**Material for the task**

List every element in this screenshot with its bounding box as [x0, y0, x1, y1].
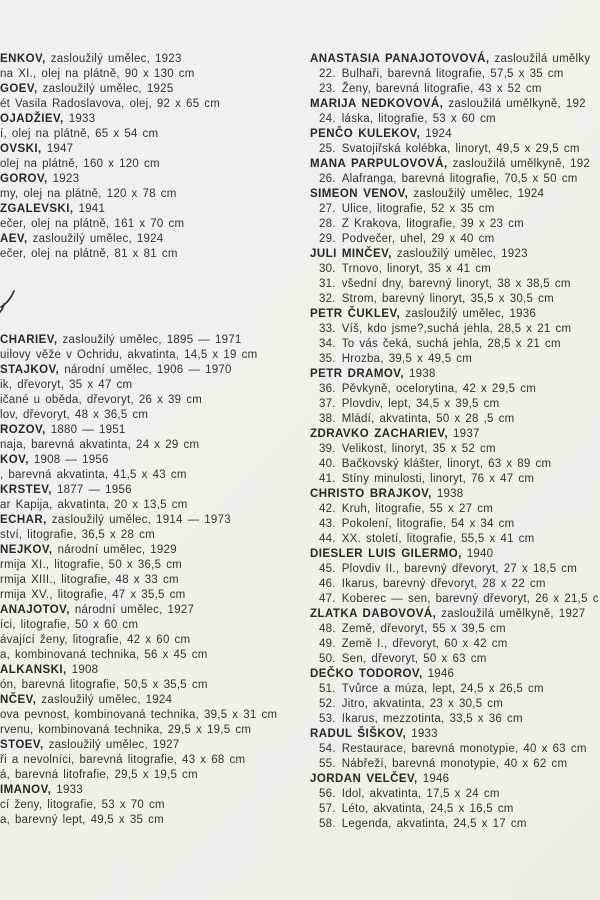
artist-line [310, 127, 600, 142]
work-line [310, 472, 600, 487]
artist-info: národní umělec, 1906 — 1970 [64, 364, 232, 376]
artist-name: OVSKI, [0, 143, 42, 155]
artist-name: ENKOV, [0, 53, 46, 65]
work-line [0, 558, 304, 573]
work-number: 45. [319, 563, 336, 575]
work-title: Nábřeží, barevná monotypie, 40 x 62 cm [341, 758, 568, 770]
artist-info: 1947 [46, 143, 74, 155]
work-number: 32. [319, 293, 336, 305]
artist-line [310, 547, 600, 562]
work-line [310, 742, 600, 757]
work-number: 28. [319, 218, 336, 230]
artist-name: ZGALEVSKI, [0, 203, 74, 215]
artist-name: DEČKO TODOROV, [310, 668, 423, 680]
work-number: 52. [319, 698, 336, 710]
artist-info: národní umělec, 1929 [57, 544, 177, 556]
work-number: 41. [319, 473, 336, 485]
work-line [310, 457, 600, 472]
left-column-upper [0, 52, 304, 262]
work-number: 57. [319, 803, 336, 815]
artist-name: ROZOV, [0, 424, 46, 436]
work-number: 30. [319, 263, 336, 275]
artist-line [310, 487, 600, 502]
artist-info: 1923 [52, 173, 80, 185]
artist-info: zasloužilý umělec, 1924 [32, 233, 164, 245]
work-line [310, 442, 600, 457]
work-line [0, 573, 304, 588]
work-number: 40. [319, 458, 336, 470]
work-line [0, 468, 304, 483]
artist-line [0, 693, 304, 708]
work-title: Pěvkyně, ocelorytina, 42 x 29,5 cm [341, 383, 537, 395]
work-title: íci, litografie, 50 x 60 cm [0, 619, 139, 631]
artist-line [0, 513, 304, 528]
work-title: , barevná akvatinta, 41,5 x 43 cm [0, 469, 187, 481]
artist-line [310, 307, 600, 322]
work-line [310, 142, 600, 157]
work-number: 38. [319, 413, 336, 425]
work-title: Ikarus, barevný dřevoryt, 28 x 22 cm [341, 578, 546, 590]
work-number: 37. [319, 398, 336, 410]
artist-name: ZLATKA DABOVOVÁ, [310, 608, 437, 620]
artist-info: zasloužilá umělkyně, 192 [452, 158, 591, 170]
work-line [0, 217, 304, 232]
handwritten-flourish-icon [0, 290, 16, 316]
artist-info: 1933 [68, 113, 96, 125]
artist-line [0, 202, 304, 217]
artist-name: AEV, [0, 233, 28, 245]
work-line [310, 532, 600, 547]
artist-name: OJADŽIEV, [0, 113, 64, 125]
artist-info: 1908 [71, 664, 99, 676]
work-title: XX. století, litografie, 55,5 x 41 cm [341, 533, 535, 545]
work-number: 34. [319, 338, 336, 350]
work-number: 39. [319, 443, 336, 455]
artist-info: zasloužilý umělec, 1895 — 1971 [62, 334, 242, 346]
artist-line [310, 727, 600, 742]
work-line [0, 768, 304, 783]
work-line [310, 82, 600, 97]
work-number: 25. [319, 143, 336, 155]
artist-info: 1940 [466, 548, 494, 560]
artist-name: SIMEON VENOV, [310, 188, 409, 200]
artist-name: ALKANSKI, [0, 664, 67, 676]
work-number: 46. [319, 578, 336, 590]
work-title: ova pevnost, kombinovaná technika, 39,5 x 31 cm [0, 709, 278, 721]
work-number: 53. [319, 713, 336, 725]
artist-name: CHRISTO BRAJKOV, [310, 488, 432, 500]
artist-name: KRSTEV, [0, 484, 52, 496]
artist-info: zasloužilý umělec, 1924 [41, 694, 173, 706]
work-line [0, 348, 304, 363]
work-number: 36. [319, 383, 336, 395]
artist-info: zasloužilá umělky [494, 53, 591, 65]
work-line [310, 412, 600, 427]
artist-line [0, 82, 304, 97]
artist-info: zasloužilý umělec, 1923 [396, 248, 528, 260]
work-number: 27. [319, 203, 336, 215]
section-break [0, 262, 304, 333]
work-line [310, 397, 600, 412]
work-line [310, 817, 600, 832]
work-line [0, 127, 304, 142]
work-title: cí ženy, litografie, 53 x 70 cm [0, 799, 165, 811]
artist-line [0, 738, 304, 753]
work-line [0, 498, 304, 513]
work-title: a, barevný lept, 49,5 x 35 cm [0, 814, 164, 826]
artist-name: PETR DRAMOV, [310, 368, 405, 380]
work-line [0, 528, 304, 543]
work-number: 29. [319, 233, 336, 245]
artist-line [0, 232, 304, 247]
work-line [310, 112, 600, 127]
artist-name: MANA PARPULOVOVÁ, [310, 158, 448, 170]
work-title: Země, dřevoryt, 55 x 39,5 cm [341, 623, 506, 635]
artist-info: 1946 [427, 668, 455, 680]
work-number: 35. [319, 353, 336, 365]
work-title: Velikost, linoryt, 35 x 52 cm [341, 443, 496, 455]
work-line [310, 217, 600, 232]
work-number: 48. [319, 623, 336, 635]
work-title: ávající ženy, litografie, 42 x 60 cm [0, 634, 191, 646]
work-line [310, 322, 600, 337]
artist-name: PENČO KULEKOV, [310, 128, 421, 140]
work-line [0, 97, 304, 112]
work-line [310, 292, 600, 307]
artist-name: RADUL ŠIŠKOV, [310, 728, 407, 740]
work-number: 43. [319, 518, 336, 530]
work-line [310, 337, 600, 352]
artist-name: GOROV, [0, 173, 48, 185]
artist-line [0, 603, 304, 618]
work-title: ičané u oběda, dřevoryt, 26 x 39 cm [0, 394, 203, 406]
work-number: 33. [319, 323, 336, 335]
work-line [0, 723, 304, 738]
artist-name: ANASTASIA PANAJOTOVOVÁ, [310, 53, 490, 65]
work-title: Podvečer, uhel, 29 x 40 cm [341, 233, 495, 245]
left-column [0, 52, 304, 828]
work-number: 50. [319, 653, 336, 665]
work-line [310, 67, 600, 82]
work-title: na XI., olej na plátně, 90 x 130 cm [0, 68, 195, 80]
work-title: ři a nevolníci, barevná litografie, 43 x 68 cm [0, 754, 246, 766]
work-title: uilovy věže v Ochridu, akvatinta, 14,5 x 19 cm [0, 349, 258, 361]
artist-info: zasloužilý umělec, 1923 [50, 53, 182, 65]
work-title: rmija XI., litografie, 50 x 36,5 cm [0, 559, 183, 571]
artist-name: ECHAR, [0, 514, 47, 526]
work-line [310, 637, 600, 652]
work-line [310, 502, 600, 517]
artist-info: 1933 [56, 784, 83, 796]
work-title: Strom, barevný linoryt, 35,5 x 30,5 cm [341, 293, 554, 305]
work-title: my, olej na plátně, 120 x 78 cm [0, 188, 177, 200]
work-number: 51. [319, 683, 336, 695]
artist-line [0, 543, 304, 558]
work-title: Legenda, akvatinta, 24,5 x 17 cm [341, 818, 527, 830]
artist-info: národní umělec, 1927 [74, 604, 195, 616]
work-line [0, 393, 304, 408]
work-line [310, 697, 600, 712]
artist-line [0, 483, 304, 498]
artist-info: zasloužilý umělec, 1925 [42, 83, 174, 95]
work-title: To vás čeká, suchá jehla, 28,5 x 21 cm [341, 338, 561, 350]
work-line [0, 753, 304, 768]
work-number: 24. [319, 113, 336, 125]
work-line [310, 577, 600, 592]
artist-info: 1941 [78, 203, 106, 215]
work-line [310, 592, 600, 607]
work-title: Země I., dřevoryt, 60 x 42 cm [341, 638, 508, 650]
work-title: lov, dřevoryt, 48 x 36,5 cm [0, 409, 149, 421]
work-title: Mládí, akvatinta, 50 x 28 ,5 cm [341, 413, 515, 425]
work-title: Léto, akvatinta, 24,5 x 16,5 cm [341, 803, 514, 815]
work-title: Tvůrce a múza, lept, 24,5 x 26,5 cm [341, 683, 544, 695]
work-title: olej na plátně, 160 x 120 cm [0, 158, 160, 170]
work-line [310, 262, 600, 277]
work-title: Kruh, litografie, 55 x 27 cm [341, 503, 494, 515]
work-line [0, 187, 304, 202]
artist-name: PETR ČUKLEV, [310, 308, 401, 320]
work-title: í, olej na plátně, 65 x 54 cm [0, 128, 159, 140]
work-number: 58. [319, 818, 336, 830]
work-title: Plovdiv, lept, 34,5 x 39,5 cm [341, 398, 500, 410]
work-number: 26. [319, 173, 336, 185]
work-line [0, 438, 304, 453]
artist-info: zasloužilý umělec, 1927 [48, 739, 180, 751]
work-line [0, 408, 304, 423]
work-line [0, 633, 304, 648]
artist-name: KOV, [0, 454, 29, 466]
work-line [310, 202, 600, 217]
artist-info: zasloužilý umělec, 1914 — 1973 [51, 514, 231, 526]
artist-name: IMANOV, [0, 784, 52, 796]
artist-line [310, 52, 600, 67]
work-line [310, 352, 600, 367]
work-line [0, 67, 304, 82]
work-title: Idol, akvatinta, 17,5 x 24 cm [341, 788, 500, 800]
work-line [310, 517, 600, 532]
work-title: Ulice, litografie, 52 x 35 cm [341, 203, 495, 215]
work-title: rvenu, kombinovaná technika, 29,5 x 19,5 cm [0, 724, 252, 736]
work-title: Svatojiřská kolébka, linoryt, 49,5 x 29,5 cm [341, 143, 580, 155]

**Your task**
Gather every line in the items above that contains the string "column".

**Full response**
left-column-upper [0, 52, 304, 262]
left-column [0, 52, 304, 828]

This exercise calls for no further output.